-- Exercise requirements --
Copy every line of the records below where the word "Collimator" occurs.

Data entries for graphics:
******************************

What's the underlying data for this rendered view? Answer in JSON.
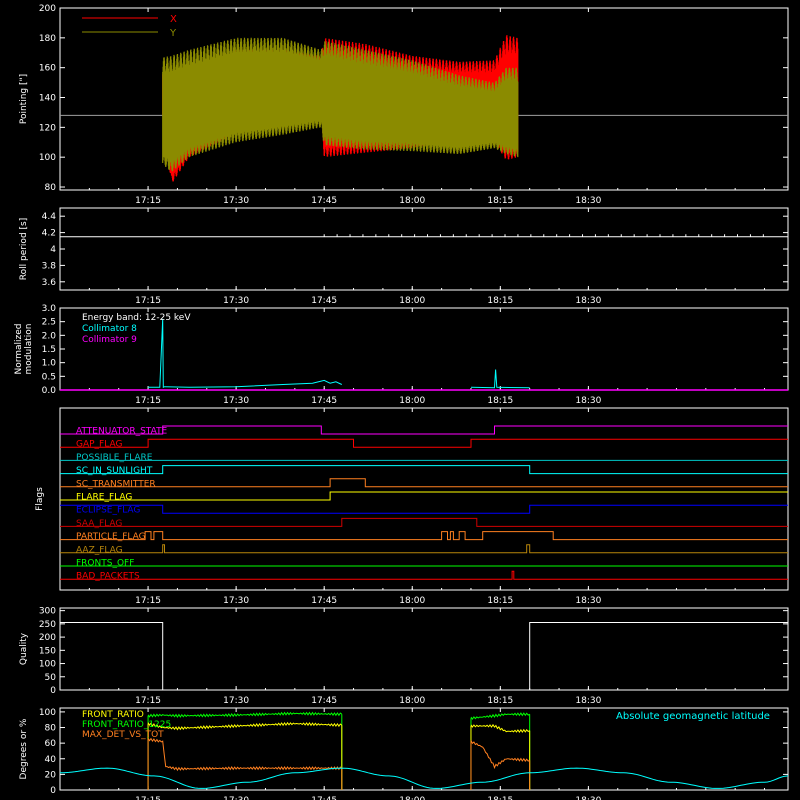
{
  "colors": {
    "bg": "#000000",
    "axis": "#ffffff",
    "red": "#ff0000",
    "olive": "#8b8b00",
    "gray": "#a0a0a0",
    "cyan": "#00ffff",
    "magenta": "#ff00ff",
    "green": "#00ff00",
    "yellow": "#ffff00",
    "orange": "#ff8020",
    "teal": "#00c8c8",
    "blue": "#0000ff",
    "brown": "#b8860b",
    "darkred": "#d00000",
    "lime": "#00ff00"
  },
  "time_axis": {
    "range_minutes": [
      0,
      124
    ],
    "ticks": [
      {
        "label": "17:15",
        "min": 15
      },
      {
        "label": "17:30",
        "min": 30
      },
      {
        "label": "17:45",
        "min": 45
      },
      {
        "label": "18:00",
        "min": 60
      },
      {
        "label": "18:15",
        "min": 75
      },
      {
        "label": "18:30",
        "min": 90
      }
    ]
  },
  "chart_data": [
    {
      "id": "pointing",
      "type": "line",
      "ylabel": "Pointing [\"]",
      "ylim": [
        78,
        200
      ],
      "yticks": [
        80,
        100,
        120,
        140,
        160,
        180,
        200
      ],
      "legend": [
        "X",
        "Y"
      ],
      "reference_line": 128,
      "series": [
        {
          "name": "X",
          "color": "red",
          "t": [
            17.5,
            19,
            22,
            30,
            38,
            44.5,
            45,
            52,
            60,
            68,
            74,
            76,
            78
          ],
          "hi": [
            160,
            140,
            150,
            172,
            172,
            168,
            180,
            176,
            168,
            164,
            165,
            182,
            180
          ],
          "lo": [
            128,
            82,
            100,
            116,
            125,
            128,
            100,
            103,
            106,
            112,
            110,
            98,
            100
          ]
        },
        {
          "name": "Y",
          "color": "olive",
          "t": [
            17.5,
            19,
            22,
            30,
            38,
            44.5,
            45,
            52,
            60,
            68,
            74,
            76,
            78
          ],
          "hi": [
            167,
            168,
            172,
            180,
            180,
            172,
            178,
            172,
            165,
            155,
            150,
            160,
            160
          ],
          "lo": [
            95,
            90,
            100,
            110,
            115,
            120,
            108,
            105,
            104,
            102,
            106,
            102,
            100
          ]
        }
      ]
    },
    {
      "id": "roll_period",
      "type": "line",
      "ylabel": "Roll period [s]",
      "ylim": [
        3.5,
        4.5
      ],
      "yticks": [
        3.6,
        3.8,
        4.0,
        4.2,
        4.4
      ],
      "series": [
        {
          "name": "",
          "color": "axis",
          "t": [
            0,
            124
          ],
          "v": [
            4.15,
            4.15
          ]
        }
      ]
    },
    {
      "id": "modulation",
      "type": "line",
      "ylabel": [
        "Normalized",
        "modulation"
      ],
      "ylim": [
        0,
        3.0
      ],
      "yticks": [
        0.0,
        0.5,
        1.0,
        1.5,
        2.0,
        2.5,
        3.0
      ],
      "ytick_labels": [
        "0.0",
        "0.5",
        "1.0",
        "1.5",
        "2.0",
        "2.5",
        "3.0"
      ],
      "legend": [
        "Energy band: 12-25 keV",
        "Collimator 8",
        "Collimator 9"
      ],
      "series": [
        {
          "name": "Collimator 8",
          "color": "cyan",
          "segments": [
            {
              "t": [
                15,
                17,
                17.5,
                17.6,
                17.8,
                22,
                30,
                38,
                43,
                45,
                46,
                47,
                48
              ],
              "v": [
                0.1,
                0.1,
                2.6,
                0.1,
                0.12,
                0.1,
                0.12,
                0.2,
                0.25,
                0.35,
                0.25,
                0.3,
                0.2
              ]
            },
            {
              "t": [
                70,
                74,
                74.2,
                74.4,
                80
              ],
              "v": [
                0.1,
                0.08,
                0.75,
                0.1,
                0.08
              ]
            }
          ]
        },
        {
          "name": "Collimator 9",
          "color": "magenta",
          "t": [
            0,
            124
          ],
          "v": [
            0.0,
            0.0
          ]
        }
      ]
    },
    {
      "id": "flags",
      "type": "step",
      "ylabel": "Flags",
      "flags": [
        {
          "name": "ATTENUATOR_STATE",
          "color": "magenta",
          "steps": [
            [
              0,
              0
            ],
            [
              17.5,
              1
            ],
            [
              44.5,
              0
            ],
            [
              74,
              1
            ],
            [
              124,
              1
            ]
          ]
        },
        {
          "name": "GAP_FLAG",
          "color": "red",
          "steps": [
            [
              0,
              0
            ],
            [
              15,
              1
            ],
            [
              50,
              0
            ],
            [
              70,
              1
            ],
            [
              124,
              1
            ]
          ]
        },
        {
          "name": "POSSIBLE_FLARE",
          "color": "teal",
          "steps": [
            [
              0,
              0
            ],
            [
              124,
              0
            ]
          ]
        },
        {
          "name": "SC_IN_SUNLIGHT",
          "color": "cyan",
          "steps": [
            [
              0,
              0
            ],
            [
              17.5,
              1
            ],
            [
              80,
              0
            ],
            [
              124,
              0
            ]
          ]
        },
        {
          "name": "SC_TRANSMITTER",
          "color": "orange",
          "steps": [
            [
              0,
              0
            ],
            [
              46,
              1
            ],
            [
              52,
              0
            ],
            [
              124,
              0
            ]
          ]
        },
        {
          "name": "FLARE_FLAG",
          "color": "yellow",
          "steps": [
            [
              0,
              0
            ],
            [
              46,
              1
            ],
            [
              124,
              1
            ]
          ]
        },
        {
          "name": "ECLIPSE_FLAG",
          "color": "blue",
          "steps": [
            [
              0,
              1
            ],
            [
              17.5,
              0
            ],
            [
              80,
              1
            ],
            [
              124,
              1
            ]
          ]
        },
        {
          "name": "SAA_FLAG",
          "color": "darkred",
          "steps": [
            [
              0,
              0
            ],
            [
              48,
              1
            ],
            [
              71,
              0
            ],
            [
              124,
              0
            ]
          ]
        },
        {
          "name": "PARTICLE_FLAG",
          "color": "orange",
          "steps": [
            [
              0,
              0
            ],
            [
              14.5,
              1
            ],
            [
              15.5,
              0
            ],
            [
              16,
              1
            ],
            [
              17.5,
              0
            ],
            [
              65,
              1
            ],
            [
              66,
              0
            ],
            [
              66.5,
              1
            ],
            [
              67,
              0
            ],
            [
              68,
              1
            ],
            [
              69,
              0
            ],
            [
              72,
              1
            ],
            [
              84,
              0
            ],
            [
              124,
              0
            ]
          ]
        },
        {
          "name": "AAZ_FLAG",
          "color": "brown",
          "steps": [
            [
              0,
              0
            ],
            [
              17.5,
              1
            ],
            [
              17.8,
              0
            ],
            [
              79.5,
              1
            ],
            [
              80,
              0
            ],
            [
              124,
              0
            ]
          ]
        },
        {
          "name": "FRONTS_OFF",
          "color": "lime",
          "steps": [
            [
              0,
              0
            ],
            [
              124,
              0
            ]
          ]
        },
        {
          "name": "BAD_PACKETS",
          "color": "red",
          "steps": [
            [
              0,
              0
            ],
            [
              77,
              1
            ],
            [
              77.3,
              0
            ],
            [
              124,
              0
            ]
          ]
        }
      ]
    },
    {
      "id": "quality",
      "type": "line",
      "ylabel": "Quality",
      "ylim": [
        0,
        310
      ],
      "yticks": [
        0,
        50,
        100,
        150,
        200,
        250,
        300
      ],
      "series": [
        {
          "name": "",
          "color": "axis",
          "t": [
            0,
            17.5,
            17.5,
            80,
            80,
            124
          ],
          "v": [
            255,
            255,
            0,
            0,
            255,
            255
          ]
        }
      ]
    },
    {
      "id": "ratios",
      "type": "line",
      "ylabel": "Degrees or %",
      "ylim": [
        0,
        105
      ],
      "yticks": [
        0,
        20,
        40,
        60,
        80,
        100
      ],
      "legend": [
        "FRONT_RATIO",
        "FRONT_RATIO_1225",
        "MAX_DET_VS_TOT"
      ],
      "annotation": "Absolute geomagnetic latitude",
      "series": [
        {
          "name": "FRONT_RATIO",
          "color": "green",
          "segments": [
            {
              "t": [
                15,
                17.5,
                20,
                30,
                40,
                48
              ],
              "v": [
                95,
                96,
                95,
                96,
                98,
                97
              ]
            },
            {
              "t": [
                70,
                74,
                76,
                80
              ],
              "v": [
                92,
                95,
                97,
                97
              ]
            }
          ]
        },
        {
          "name": "FRONT_RATIO_1225",
          "color": "yellow",
          "segments": [
            {
              "t": [
                15,
                17.5,
                20,
                30,
                40,
                48
              ],
              "v": [
                85,
                80,
                79,
                82,
                85,
                83
              ]
            },
            {
              "t": [
                70,
                74,
                76,
                80
              ],
              "v": [
                82,
                82,
                75,
                76
              ]
            }
          ]
        },
        {
          "name": "MAX_DET_VS_TOT",
          "color": "orange",
          "segments": [
            {
              "t": [
                15,
                17.5,
                18,
                20,
                30,
                40,
                44,
                48
              ],
              "v": [
                65,
                62,
                30,
                27,
                28,
                28,
                28,
                28
              ]
            },
            {
              "t": [
                70,
                72,
                74,
                76,
                80
              ],
              "v": [
                62,
                55,
                30,
                40,
                38
              ]
            }
          ]
        },
        {
          "name": "Absolute geomagnetic latitude",
          "color": "cyan",
          "t": [
            0,
            8,
            16,
            24,
            32,
            40,
            48,
            56,
            64,
            72,
            80,
            88,
            96,
            104,
            112,
            120,
            124
          ],
          "v": [
            22,
            28,
            18,
            2,
            10,
            22,
            28,
            18,
            2,
            10,
            22,
            28,
            22,
            10,
            2,
            10,
            18
          ]
        }
      ]
    }
  ]
}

******************************

-- Exercise answer --
        "Collimator 8",
        "Collimator 9"
          "name": "Collimator 8",
          "name": "Collimator 9",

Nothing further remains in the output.